§ Saved entries
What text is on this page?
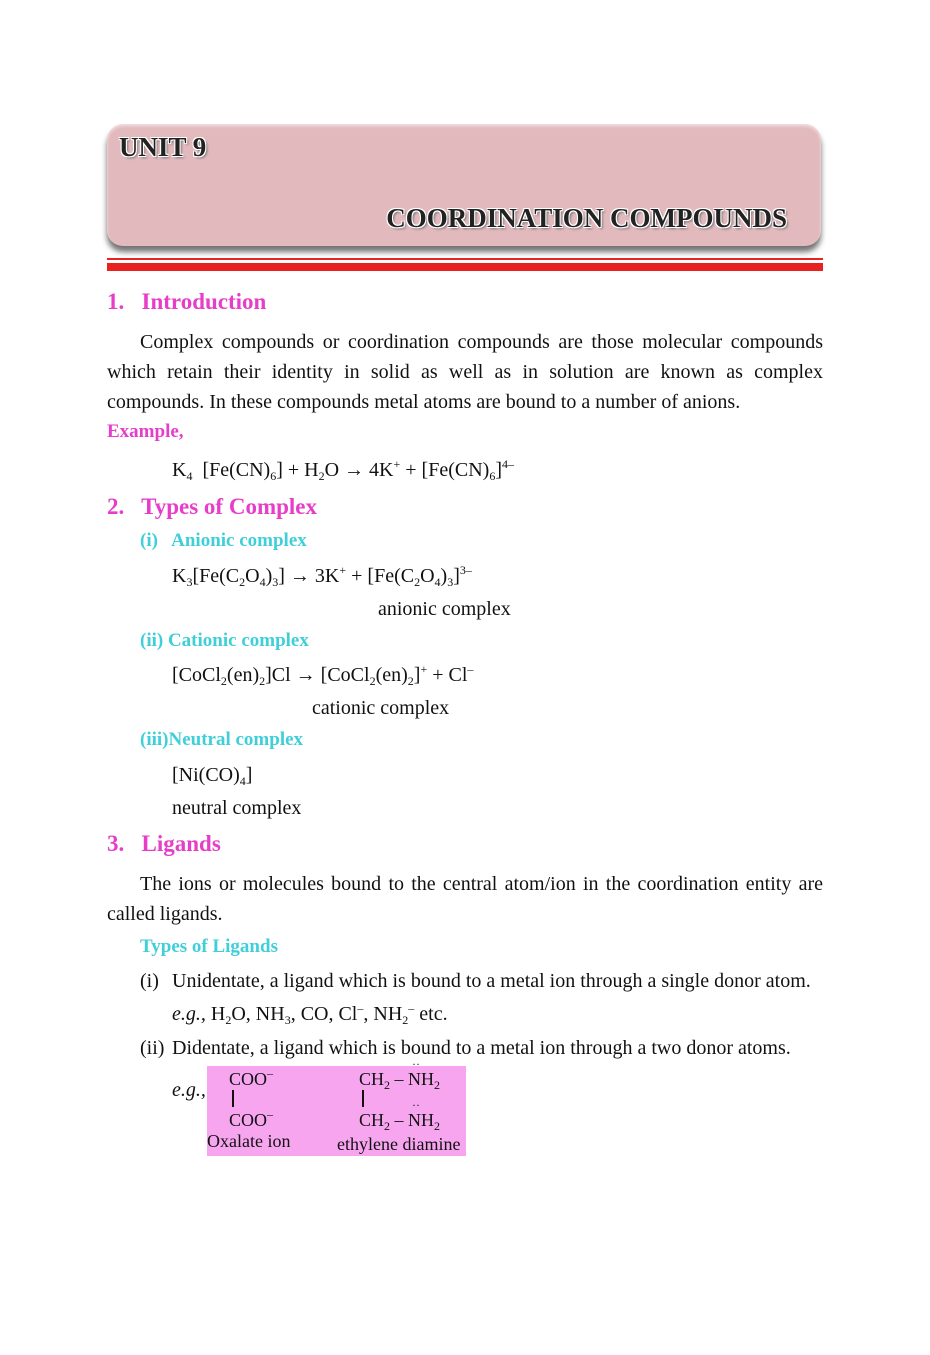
UNIT 9
COORDINATION COMPOUNDS
1.   Introduction
Complex compounds or coordination compounds are those molecular compounds which retain their identity in solid as well as in solution are known as complex compounds. In these compounds metal atoms are bound to a number of anions.
Example,
$K_4$  $[Fe(CN)_6] + H_2O \to 4K^+ + [Fe(CN)_6]^{4-}$
2.   Types of Complex
(i)   Anionic complex
$K_3[Fe(C_2O_4)_3] \to 3K^+ + [Fe(C_2O_4)_3]^{3-}$
anionic complex
(ii) Cationic complex
$[CoCl_2(en)_2]Cl$ → $[CoCl_2(en)_2]^+ + Cl^-$
cationic complex
(iii)Neutral complex
$[Ni(CO)_4]$
neutral complex
3.   Ligands
The ions or molecules bound to the central atom/ion in the coordination entity are called ligands.
Types of Ligands
(i) Unidentate, a ligand which is bound to a metal ion through a single donor atom.
e.g., $H_2O$, $NH_3$, CO, Cl–, $NH_2^-$ etc.
(ii) Didentate, a ligand which is bound to a metal ion through a two donor atoms.
e.g., COO–
COO–
Oxalate ion
$CH_2$ – N
··
$H_2$
$CH_2$ – N
··
$H_2$
ethylene diamine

§ Task to carry out
Copy all lines from the material that contain "through".

§ Reply
(i) Unidentate, a ligand which is bound to a metal ion through a single donor atom.
(ii) Didentate, a ligand which is bound to a metal ion through a two donor atoms.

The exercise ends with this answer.